Material for the task:

━━━━━━━━━━━━━━━━━━━━━━━━━━━━━━

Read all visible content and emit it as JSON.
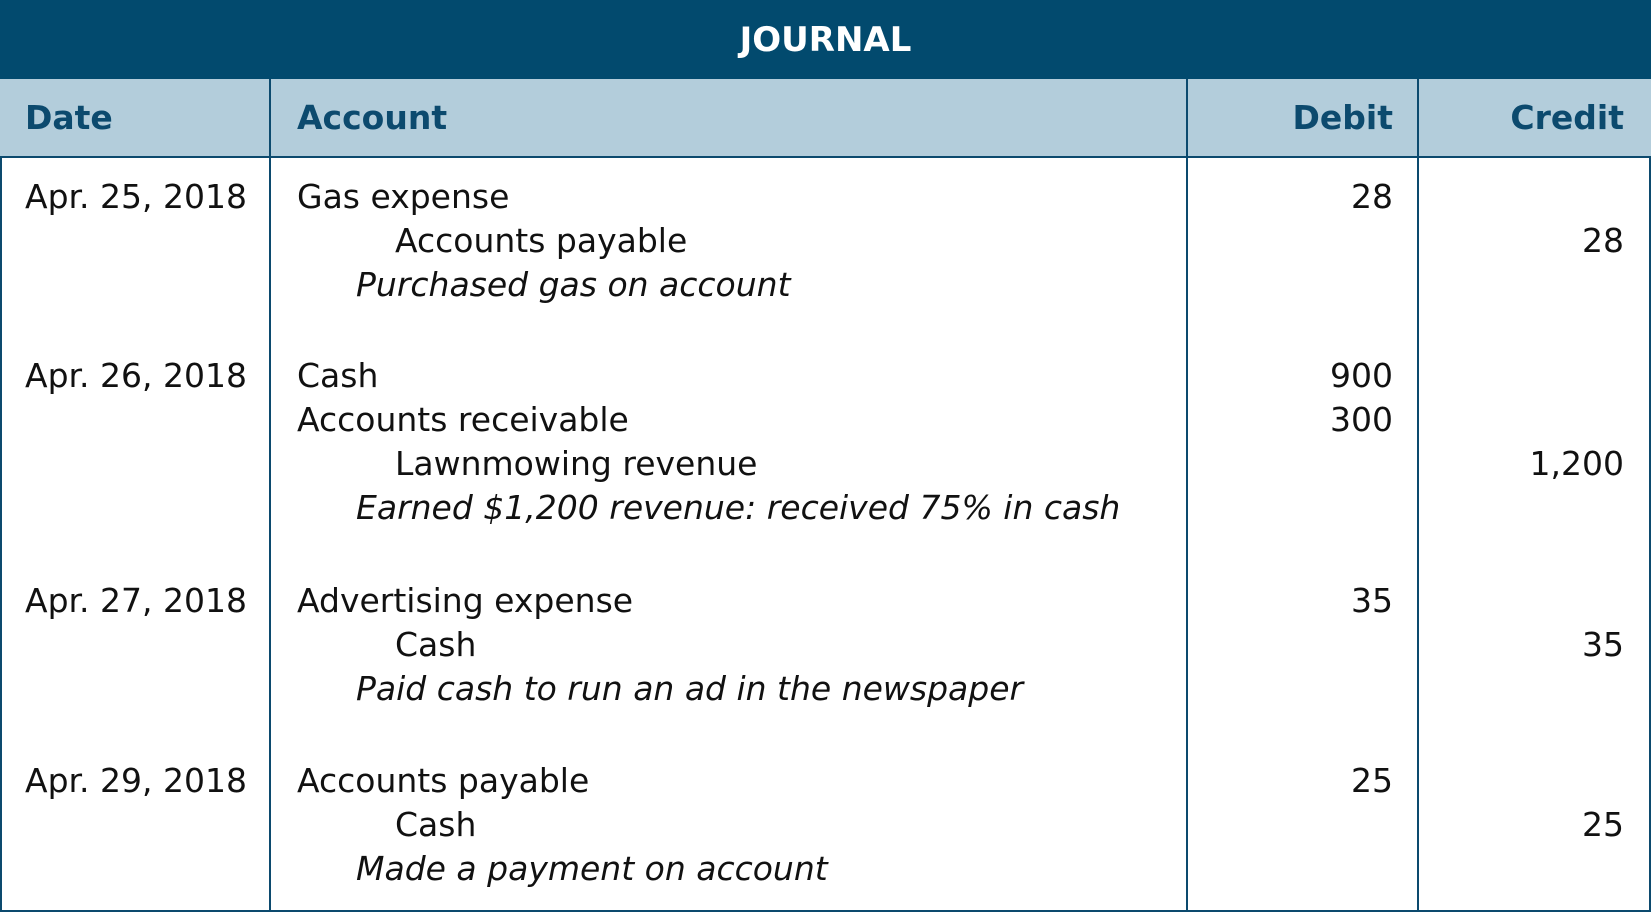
{
  "title": "JOURNAL",
  "columns": {
    "date": "Date",
    "account": "Account",
    "debit": "Debit",
    "credit": "Credit"
  },
  "colors": {
    "header": "#024a6e",
    "subheader": "#b3cddb",
    "header_text": "#0c4a6e"
  },
  "entries": [
    {
      "date": "Apr. 25, 2018",
      "lines": [
        {
          "account": "Gas expense",
          "debit": "28",
          "credit": ""
        },
        {
          "account": "Accounts payable",
          "debit": "",
          "credit": "28",
          "indent": true
        }
      ],
      "memo": "Purchased gas on account"
    },
    {
      "date": "Apr. 26, 2018",
      "lines": [
        {
          "account": "Cash",
          "debit": "900",
          "credit": ""
        },
        {
          "account": "Accounts receivable",
          "debit": "300",
          "credit": ""
        },
        {
          "account": "Lawnmowing revenue",
          "debit": "",
          "credit": "1,200",
          "indent": true
        }
      ],
      "memo": "Earned $1,200 revenue: received 75% in cash"
    },
    {
      "date": "Apr. 27, 2018",
      "lines": [
        {
          "account": "Advertising expense",
          "debit": "35",
          "credit": ""
        },
        {
          "account": "Cash",
          "debit": "",
          "credit": "35",
          "indent": true
        }
      ],
      "memo": "Paid cash to run an ad in the newspaper"
    },
    {
      "date": "Apr. 29, 2018",
      "lines": [
        {
          "account": "Accounts payable",
          "debit": "25",
          "credit": ""
        },
        {
          "account": "Cash",
          "debit": "",
          "credit": "25",
          "indent": true
        }
      ],
      "memo": "Made a payment on account"
    }
  ]
}
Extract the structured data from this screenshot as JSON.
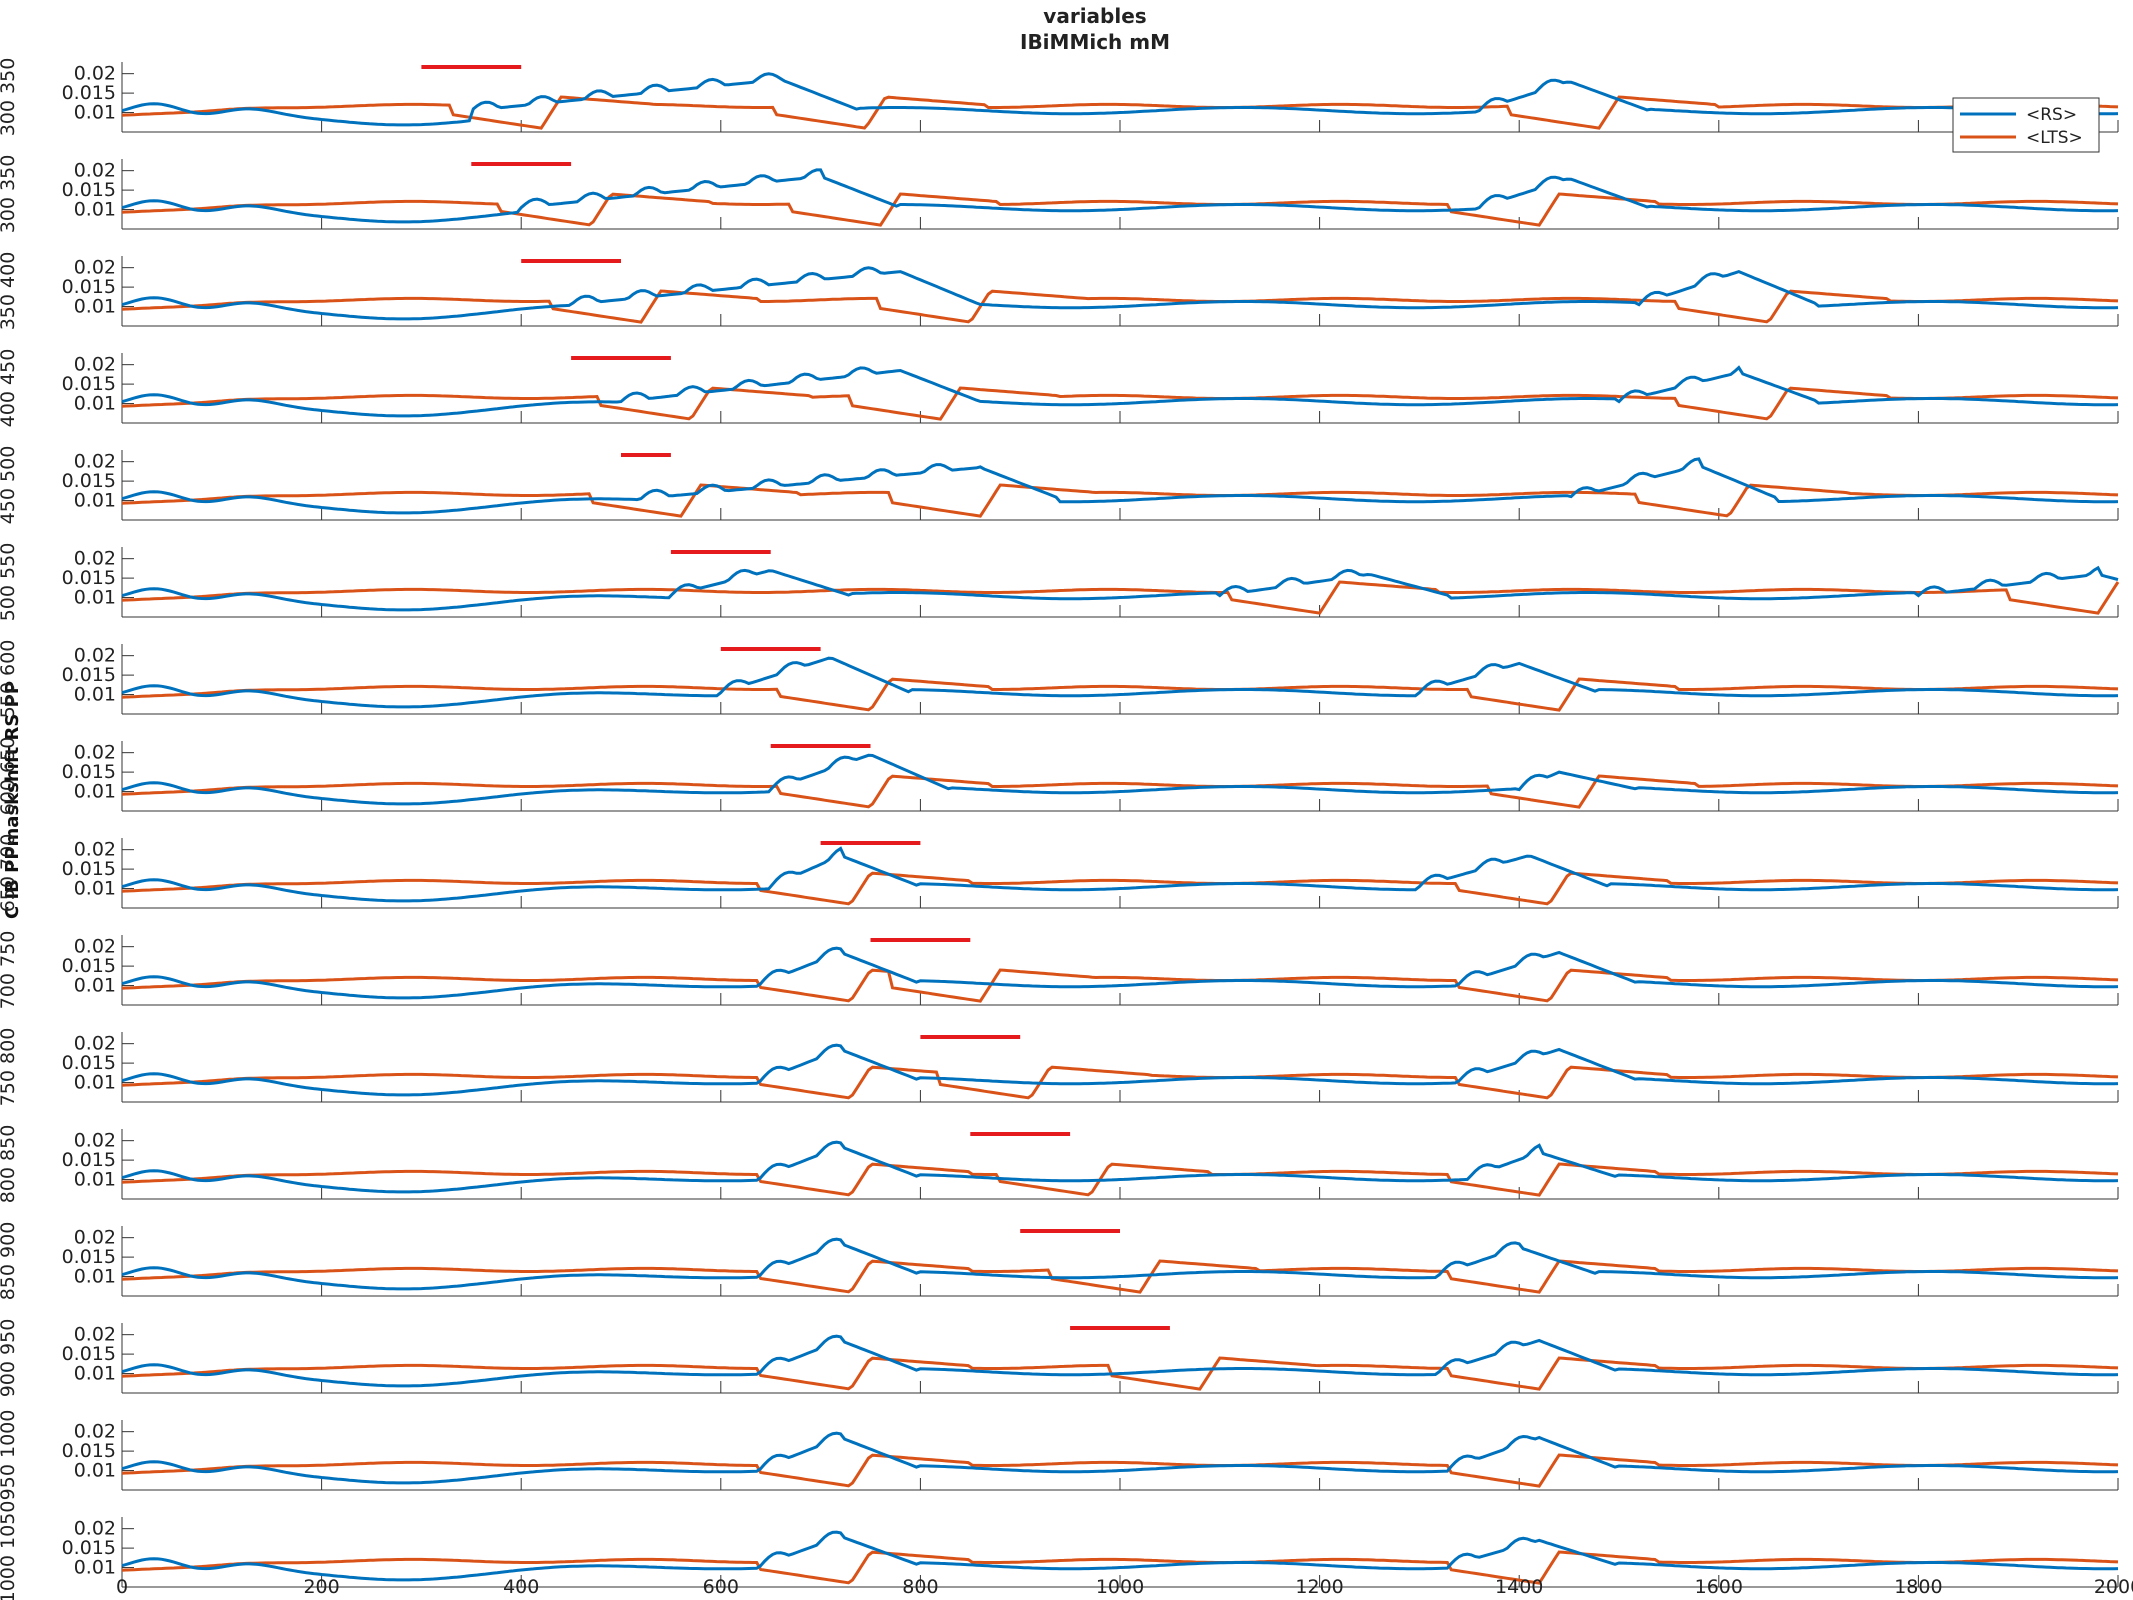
{
  "chart_data": {
    "type": "line",
    "title": "variables",
    "subtitle": "IBiMMich mM",
    "ylabel": "C IB PPmaskshift RS PP",
    "xlim": [
      0,
      2000
    ],
    "x_ticks": [
      "0",
      "200",
      "400",
      "600",
      "800",
      "1000",
      "1200",
      "1400",
      "1600",
      "1800",
      "2000"
    ],
    "ylim": [
      0.005,
      0.023
    ],
    "y_ticks": [
      "0.01",
      "0.015",
      "0.02"
    ],
    "legend": {
      "placement": "top-right",
      "entries": [
        "<RS>",
        "<LTS>"
      ]
    },
    "series_colors": {
      "RS": "#0072bd",
      "LTS": "#d95319",
      "stim": "#e41a1c"
    },
    "panel_labels": [
      "300 350",
      "300 350",
      "350 400",
      "400 450",
      "450 500",
      "500 550",
      "550 600",
      "600 650",
      "650 700",
      "700 750",
      "750 800",
      "800 850",
      "850 900",
      "900 950",
      "950 1000",
      "1000 1050"
    ],
    "panels": [
      {
        "stim": [
          300,
          400
        ],
        "rs_bursts": [
          [
            350,
            660,
            0.0185
          ],
          [
            1360,
            1450,
            0.018
          ]
        ],
        "lts_onsets": [
          420,
          745,
          1480
        ]
      },
      {
        "stim": [
          350,
          450
        ],
        "rs_bursts": [
          [
            400,
            700,
            0.0185
          ],
          [
            1360,
            1450,
            0.018
          ]
        ],
        "lts_onsets": [
          470,
          760,
          1420
        ]
      },
      {
        "stim": [
          400,
          500
        ],
        "rs_bursts": [
          [
            450,
            780,
            0.019
          ],
          [
            1520,
            1620,
            0.019
          ]
        ],
        "lts_onsets": [
          520,
          850,
          1650
        ]
      },
      {
        "stim": [
          450,
          550
        ],
        "rs_bursts": [
          [
            500,
            780,
            0.0185
          ],
          [
            1500,
            1620,
            0.018
          ]
        ],
        "lts_onsets": [
          570,
          820,
          1650
        ]
      },
      {
        "stim": [
          500,
          550
        ],
        "rs_bursts": [
          [
            520,
            860,
            0.0185
          ],
          [
            1450,
            1580,
            0.019
          ]
        ],
        "lts_onsets": [
          560,
          860,
          1610
        ]
      },
      {
        "stim": [
          550,
          650
        ],
        "rs_bursts": [
          [
            550,
            650,
            0.017
          ],
          [
            1100,
            1250,
            0.016
          ],
          [
            1800,
            1980,
            0.016
          ]
        ],
        "lts_onsets": [
          1200,
          1980
        ]
      },
      {
        "stim": [
          600,
          700
        ],
        "rs_bursts": [
          [
            600,
            710,
            0.0195
          ],
          [
            1300,
            1400,
            0.018
          ]
        ],
        "lts_onsets": [
          750,
          1440
        ]
      },
      {
        "stim": [
          650,
          750
        ],
        "rs_bursts": [
          [
            650,
            750,
            0.0195
          ],
          [
            1400,
            1440,
            0.015
          ]
        ],
        "lts_onsets": [
          750,
          1460
        ]
      },
      {
        "stim": [
          700,
          800
        ],
        "rs_bursts": [
          [
            650,
            720,
            0.0185
          ],
          [
            1300,
            1410,
            0.0185
          ]
        ],
        "lts_onsets": [
          730,
          1430
        ]
      },
      {
        "stim": [
          750,
          850
        ],
        "rs_bursts": [
          [
            640,
            720,
            0.0185
          ],
          [
            1340,
            1440,
            0.0185
          ]
        ],
        "lts_onsets": [
          730,
          860,
          1430
        ]
      },
      {
        "stim": [
          800,
          900
        ],
        "rs_bursts": [
          [
            640,
            720,
            0.0185
          ],
          [
            1340,
            1440,
            0.0185
          ]
        ],
        "lts_onsets": [
          730,
          910,
          1430
        ]
      },
      {
        "stim": [
          850,
          950
        ],
        "rs_bursts": [
          [
            640,
            720,
            0.0185
          ],
          [
            1350,
            1420,
            0.017
          ]
        ],
        "lts_onsets": [
          730,
          970,
          1420
        ]
      },
      {
        "stim": [
          900,
          1000
        ],
        "rs_bursts": [
          [
            640,
            720,
            0.0185
          ],
          [
            1320,
            1400,
            0.0175
          ]
        ],
        "lts_onsets": [
          730,
          1020,
          1420
        ]
      },
      {
        "stim": [
          950,
          1050
        ],
        "rs_bursts": [
          [
            640,
            720,
            0.0185
          ],
          [
            1320,
            1420,
            0.0185
          ]
        ],
        "lts_onsets": [
          730,
          1080,
          1420
        ]
      },
      {
        "stim": [],
        "rs_bursts": [
          [
            640,
            720,
            0.0185
          ],
          [
            1330,
            1420,
            0.0185
          ]
        ],
        "lts_onsets": [
          730,
          1420
        ]
      },
      {
        "stim": [],
        "rs_bursts": [
          [
            640,
            720,
            0.018
          ],
          [
            1330,
            1420,
            0.017
          ]
        ],
        "lts_onsets": [
          730,
          1420
        ]
      }
    ]
  }
}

━━━━━━━━━━━━━━━━━━━━━━━━━━━━━━

Set task: Please list every line of the records that contains "date".

Exercise response:
    "date": "Date",
      "date": "Apr. 25, 2018",
      "date": "Apr. 26, 2018",
      "date": "Apr. 27, 2018",
      "date": "Apr. 29, 2018",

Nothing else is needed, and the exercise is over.